§ FRAGMENTO MOSTRADO
▽

Por: Francisco Argüello

Parece que solo hasta el 28 de septiembre de 2018, el alcalde de Paicol, Huila, Henry Durán, se percató que en el gobierno de su antecesor Norberto Palomino y su extesorero Julián Perdomo (hoy descaradamente precandidato a la Alcaldía del mismo pueblo apoyado por el Centro Democrático), hubo manejos irregulares de 810 millones de pesos.

En un primer consejo de gobierno (28 de septiembre de 2018) se discutió un informe de Laura Camila Mañosa, tesorera de Paicol, donde se estableció, a través del sistema contable del municipio, la existencia de pagos por los más de 800 millones de pesos sin respaldo presupuestal, contrato o soporte legal a terceros.

El 8 de octubre de 2018, en otro consejo de gobierno, el alcalde Henry Durán escuchó alucinadamente que se pagaron millonarios cheques y transacciones a una misma persona varias veces, el mismo valor y el mismo concepto. Ese día, aleatoriamente examinaron cuatro giros y quedaron perplejos por la desfachatez orquestada por el extesorero Julián Perdomo.

Y el 05 de diciembre de 2018, en otro consejo de gobierno, el Banco Agrario certificó y relacionó los pagos irregulares hechos en las cuentas del Municipio por parte del ‘folclórico’ Perdomo. Ahí, el alcalde Durán, optó por denunciar en la Fiscalía General de la Nación el millonario pago indebido ocurrido tres años atrás.

△

Registros almacenados:
▽

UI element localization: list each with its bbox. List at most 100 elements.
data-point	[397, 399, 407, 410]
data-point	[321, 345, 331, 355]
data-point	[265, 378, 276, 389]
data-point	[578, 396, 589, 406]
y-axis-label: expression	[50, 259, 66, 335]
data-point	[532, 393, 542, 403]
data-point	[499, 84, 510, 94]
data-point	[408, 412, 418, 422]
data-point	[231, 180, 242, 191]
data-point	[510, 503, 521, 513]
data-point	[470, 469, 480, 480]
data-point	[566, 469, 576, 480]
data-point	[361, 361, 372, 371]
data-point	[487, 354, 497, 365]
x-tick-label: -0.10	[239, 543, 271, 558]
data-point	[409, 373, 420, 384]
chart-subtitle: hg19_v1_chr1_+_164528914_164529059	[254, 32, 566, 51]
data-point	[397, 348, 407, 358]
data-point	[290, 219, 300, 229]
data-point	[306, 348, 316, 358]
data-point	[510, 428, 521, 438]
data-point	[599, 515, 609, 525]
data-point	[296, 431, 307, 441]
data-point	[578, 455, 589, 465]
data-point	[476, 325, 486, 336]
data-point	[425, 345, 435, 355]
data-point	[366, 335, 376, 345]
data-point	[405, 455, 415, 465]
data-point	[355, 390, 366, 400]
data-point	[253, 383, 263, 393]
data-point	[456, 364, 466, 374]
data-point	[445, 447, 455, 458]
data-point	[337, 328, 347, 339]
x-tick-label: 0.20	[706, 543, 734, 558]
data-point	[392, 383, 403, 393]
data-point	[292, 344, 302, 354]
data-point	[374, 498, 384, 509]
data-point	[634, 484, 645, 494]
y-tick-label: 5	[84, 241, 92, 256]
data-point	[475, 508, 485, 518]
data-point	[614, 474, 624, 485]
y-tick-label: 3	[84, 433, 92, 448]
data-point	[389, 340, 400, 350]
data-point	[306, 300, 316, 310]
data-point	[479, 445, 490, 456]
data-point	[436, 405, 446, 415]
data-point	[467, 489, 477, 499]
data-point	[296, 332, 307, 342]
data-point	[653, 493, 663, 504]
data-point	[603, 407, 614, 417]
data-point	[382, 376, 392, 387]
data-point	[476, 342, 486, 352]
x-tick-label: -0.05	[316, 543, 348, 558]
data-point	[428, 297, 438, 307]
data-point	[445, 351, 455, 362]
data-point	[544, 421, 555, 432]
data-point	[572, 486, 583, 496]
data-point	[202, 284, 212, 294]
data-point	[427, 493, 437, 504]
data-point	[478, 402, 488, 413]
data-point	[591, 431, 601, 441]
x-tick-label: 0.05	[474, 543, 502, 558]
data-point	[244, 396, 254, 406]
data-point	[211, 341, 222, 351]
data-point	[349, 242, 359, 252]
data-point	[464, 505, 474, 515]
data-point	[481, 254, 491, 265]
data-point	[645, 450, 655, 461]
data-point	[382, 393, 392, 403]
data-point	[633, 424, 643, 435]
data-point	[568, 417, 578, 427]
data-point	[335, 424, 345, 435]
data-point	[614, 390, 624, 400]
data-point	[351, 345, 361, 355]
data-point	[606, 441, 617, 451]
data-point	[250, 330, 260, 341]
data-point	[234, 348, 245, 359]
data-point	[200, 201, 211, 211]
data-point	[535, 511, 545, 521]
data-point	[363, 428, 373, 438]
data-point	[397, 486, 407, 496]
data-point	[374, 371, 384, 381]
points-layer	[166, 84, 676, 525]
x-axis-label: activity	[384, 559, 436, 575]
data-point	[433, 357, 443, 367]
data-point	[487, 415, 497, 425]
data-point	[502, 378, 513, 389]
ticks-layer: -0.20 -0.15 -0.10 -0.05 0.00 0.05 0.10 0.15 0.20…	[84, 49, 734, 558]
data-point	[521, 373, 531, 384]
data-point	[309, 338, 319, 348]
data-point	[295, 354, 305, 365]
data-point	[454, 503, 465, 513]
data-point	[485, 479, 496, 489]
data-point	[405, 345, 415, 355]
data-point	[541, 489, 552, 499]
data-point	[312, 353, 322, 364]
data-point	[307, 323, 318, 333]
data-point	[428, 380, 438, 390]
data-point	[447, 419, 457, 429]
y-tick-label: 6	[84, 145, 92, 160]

△

§ PREGUNTAS DEL MATERIAL
#1 Extrae literalmente del texto sobre Paicol el fragmento que comienza en las palabras "Parece que solo" y se detiene después de "millones de pesos.".
#2 Responde estas preguntas a partir del texto sobre Paicol:
(a) ¿A cuántos millones de pesos ascendieron los manejos irregulares?
(b) ¿Quién elaboró el informe discutido en el primer consejo de gobierno?
(c) ¿Qué entidad certificó los pagos irregulares el 05 de diciembre de 2018?
Las entradas almacenadas son un material independiente del texto sobre Paicol.

§ RESPUESTAS DEL EJERCICIO
#1
Parece que solo hasta el 28 de septiembre de 2018, el alcalde de Paicol, Huila, Henry Durán, se percató que en el gobierno de su antecesor Norberto Palomino y su extesorero Julián Perdomo (hoy descaradamente precandidato a la Alcaldía del mismo pueblo apoyado por el Centro Democrático), hubo manejos irregulares de 810 millones de pesos.

#2
(a) A 810 millones de pesos.
(b) Laura Camila Mañosa, tesorera de Paicol.
(c) El Banco Agrario.